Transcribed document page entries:
_ _ _ _ _ _ _
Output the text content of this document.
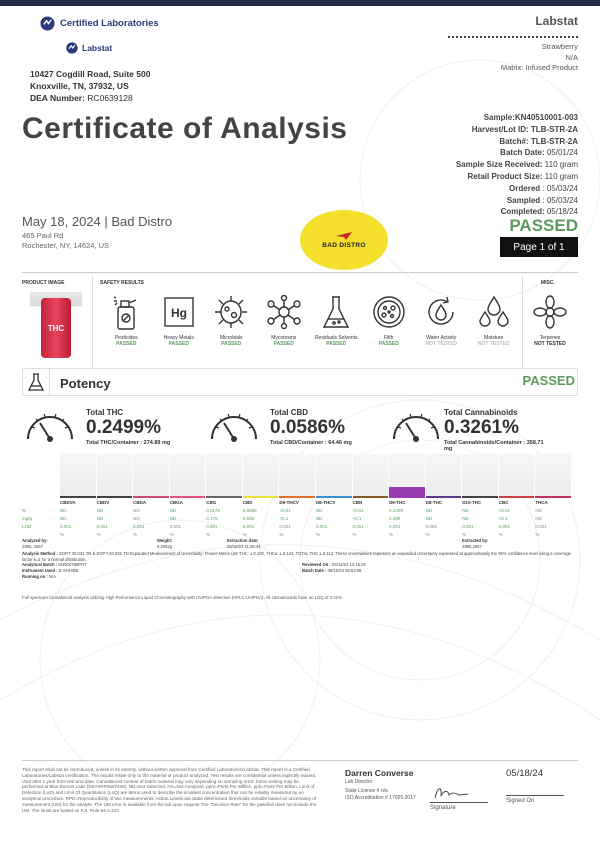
Certified Laboratories
Labstat
10427 Cogdill Road, Suite 500
Knoxville, TN, 37932, US
DEA Number: RC0639128
Certificate of Analysis
Labstat
Strawberry
N/A
Matrix: Infused Product
Sample:KN40510001-003
Harvest/Lot ID: TLB-STR-2A
Batch#: TLB-STR-2A
Batch Date: 05/01/24
Sample Size Received: 110 gram
Retail Product Size: 110 gram
Ordered : 05/03/24
Sampled : 05/03/24
Completed: 05/18/24
May 18, 2024 | Bad Distro
465 Paul Rd
Rochester, NY, 14624, US	BAD DISTRO
PASSED
Page 1 of 1
PRODUCT IMAGE	SAFETY RESULTS	MISC.
THC
Pesticides
PASSED
Hg
Heavy Metals
PASSED
Microbials
PASSED
Mycotoxins
PASSED
Residuals Solvents
PASSED
Filth
PASSED
Water Activity
NOT TESTED
Moisture
NOT TESTED
Terpenes
NOT TESTED
Potency	PASSED
Total THC
0.2499%
Total THC/Container : 274.89 mg
Total CBD
0.0586%
Total CBD/Container : 64.46 mg
Total Cannabinoids
0.3261%
Total Cannabinoids/Container : 358.71
mg
CBDVA	CBDV	CBDA	CBGA	CBG	CBD	D9-THCV	D8-THCV	CBN	D9-THC	D8-THC	D10-THC	CBC	THCA
%	ND	ND	ND	ND	0.0176	0.0586	<0.01	ND	<0.01	0.2499	ND	ND	<0.01	ND
mg/g	ND	ND	ND	ND	0.176	0.586	<0.1	ND	<0.1	2.499	ND	ND	<0.1	ND
LOD	0.001	0.001	0.001	0.001	0.001	0.001	0.001	0.001	0.001	0.001	0.001	0.001	0.001	0.001
%	%	%	%	%	%	%	%	%	%	%	%	%	%
Analyzed by:
2990, 2657
Weight:
0.2062g
Extraction date:
05/10/24 11:26:44
Extracted by:
2990,2657
Analysis Method : SOP.T.30.031.TN & SOP.T.40.031.TN Expanded Measurement of Uncertainty: Flower Matrix (Δ9-THC: ± 0.100, THCa: ± 0.124, TOTAL THC ± 0.112. These uncertainties represent an expanded uncertainty expressed at approximately the 95% confidence level using a coverage factor k=2 for a normal distribution.
Analytical Batch : KN004790POT
Instrument Used : E-SHI-008
Running on : N/A
Reviewed On : 05/13/24 12:15:25
Batch Date : 05/10/24 08:53:08
Full spectrum cannabinoid analysis utilizing High Performance Liquid Chromatography with UV/PDA detection (HPLC-UV/PDA). All cannabinoids have an LOQ of 0.01%.
This report shall not be reproduced, unless in its entirety, without written approval from Certified Laboratories/Labstat. This report is a Certified Laboratories/Labstat certification. The results relate only to the material or product analyzed. Test results are confidential unless explicitly waived. Void after 1 year from test end date. Cannabinoid content of batch material may vary depending on sampling error. Some testing may be performed at Blue Bonnet Labs (DEA#RP0607436). ND=Not Detected, NA=Not Analyzed, ppm=Parts Per Million, ppb=Parts Per Billion. Limit of Detection (LoD) and Limit Of Quantitation (LoQ) are terms used to describe the smallest concentration that can be reliably measured by an analytical procedure. RPD=Reproducibility of two measurements. Action Levels are State determined thresholds variable based on uncertainty of measurement (UM) for the analyte. The UM error is available from the lab upon request.The "Decision Rule" for the pass/fail does not include the UM. The limits are based on F.S. Rule 64-4.310.
Darren Converse
Lab Director
State License # n/a
ISO Accreditation # 17025:2017
Signature
05/18/24
Signed On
_ _ _ _ _ _ _
### DIRECTIONS FOR THIS TASK:
Reproduce all the records verbatim, excluding images.

### SOLUTION TO THIS EXERCISE:
Output the text content of this document.
Certified Laboratories
Labstat
10427 Cogdill Road, Suite 500
Knoxville, TN, 37932, US
DEA Number: RC0639128
Certificate of Analysis
Labstat
Strawberry
N/A
Matrix: Infused Product
Sample:KN40510001-003
Harvest/Lot ID: TLB-STR-2A
Batch#: TLB-STR-2A
Batch Date: 05/01/24
Sample Size Received: 110 gram
Retail Product Size: 110 gram
Ordered : 05/03/24
Sampled : 05/03/24
Completed: 05/18/24
May 18, 2024 | Bad Distro
465 Paul Rd
Rochester, NY, 14624, US	BAD DISTRO
PASSED
Page 1 of 1
PRODUCT IMAGE	SAFETY RESULTS	MISC.
THC
Pesticides
PASSED
Hg
Heavy Metals
PASSED
Microbials
PASSED
Mycotoxins
PASSED
Residuals Solvents
PASSED
Filth
PASSED
Water Activity
NOT TESTED
Moisture
NOT TESTED
Terpenes
NOT TESTED
Potency	PASSED
Total THC
0.2499%
Total THC/Container : 274.89 mg
Total CBD
0.0586%
Total CBD/Container : 64.46 mg
Total Cannabinoids
0.3261%
Total Cannabinoids/Container : 358.71
mg
CBDVA	CBDV	CBDA	CBGA	CBG	CBD	D9-THCV	D8-THCV	CBN	D9-THC	D8-THC	D10-THC	CBC	THCA
%	ND	ND	ND	ND	0.0176	0.0586	<0.01	ND	<0.01	0.2499	ND	ND	<0.01	ND
mg/g	ND	ND	ND	ND	0.176	0.586	<0.1	ND	<0.1	2.499	ND	ND	<0.1	ND
LOD	0.001	0.001	0.001	0.001	0.001	0.001	0.001	0.001	0.001	0.001	0.001	0.001	0.001	0.001
%	%	%	%	%	%	%	%	%	%	%	%	%	%
Analyzed by:
2990, 2657
Weight:
0.2062g
Extraction date:
05/10/24 11:26:44
Extracted by:
2990,2657
Analysis Method : SOP.T.30.031.TN & SOP.T.40.031.TN Expanded Measurement of Uncertainty: Flower Matrix (Δ9-THC: ± 0.100, THCa: ± 0.124, TOTAL THC ± 0.112. These uncertainties represent an expanded uncertainty expressed at approximately the 95% confidence level using a coverage factor k=2 for a normal distribution.
Analytical Batch : KN004790POT
Instrument Used : E-SHI-008
Running on : N/A
Reviewed On : 05/13/24 12:15:25
Batch Date : 05/10/24 08:53:08
Full spectrum cannabinoid analysis utilizing High Performance Liquid Chromatography with UV/PDA detection (HPLC-UV/PDA). All cannabinoids have an LOQ of 0.01%.
This report shall not be reproduced, unless in its entirety, without written approval from Certified Laboratories/Labstat. This report is a Certified Laboratories/Labstat certification. The results relate only to the material or product analyzed. Test results are confidential unless explicitly waived. Void after 1 year from test end date. Cannabinoid content of batch material may vary depending on sampling error. Some testing may be performed at Blue Bonnet Labs (DEA#RP0607436). ND=Not Detected, NA=Not Analyzed, ppm=Parts Per Million, ppb=Parts Per Billion. Limit of Detection (LoD) and Limit Of Quantitation (LoQ) are terms used to describe the smallest concentration that can be reliably measured by an analytical procedure. RPD=Reproducibility of two measurements. Action Levels are State determined thresholds variable based on uncertainty of measurement (UM) for the analyte. The UM error is available from the lab upon request.The "Decision Rule" for the pass/fail does not include the UM. The limits are based on F.S. Rule 64-4.310.
Darren Converse
Lab Director
State License # n/a
ISO Accreditation # 17025:2017
Signature
05/18/24
Signed On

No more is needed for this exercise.